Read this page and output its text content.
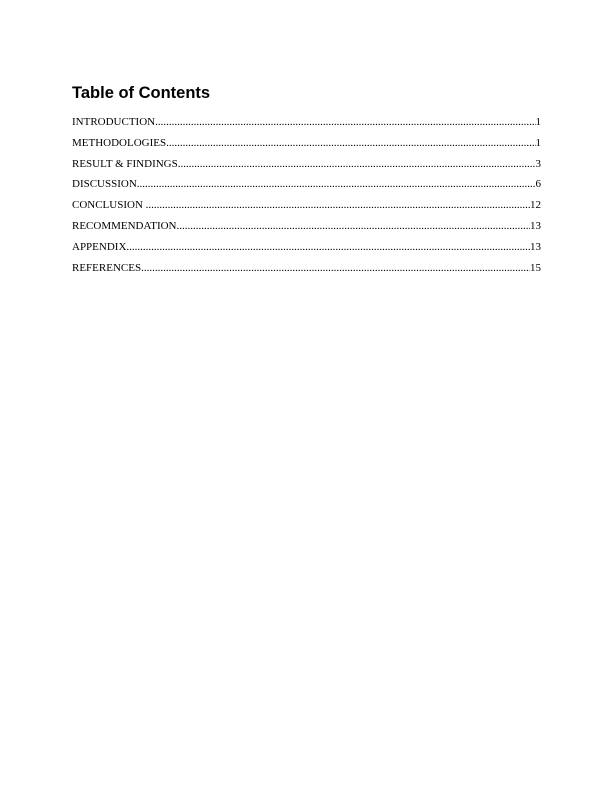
Table of Contents
INTRODUCTION .....	1
METHODOLOGIES .....	1
RESULT & FINDINGS .....	3
DISCUSSION .....	6
CONCLUSION .....	12
RECOMMENDATION .....	13
APPENDIX .....	13
REFERENCES .....	15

- _AIM_:
Every line of the data should be copied as it stands, without the images.

- _FINAL RESULT_:
Read this page and output its text content.
Table of Contents
INTRODUCTION .....	1
METHODOLOGIES .....	1
RESULT & FINDINGS .....	3
DISCUSSION .....	6
CONCLUSION .....	12
RECOMMENDATION .....	13
APPENDIX .....	13
REFERENCES .....	15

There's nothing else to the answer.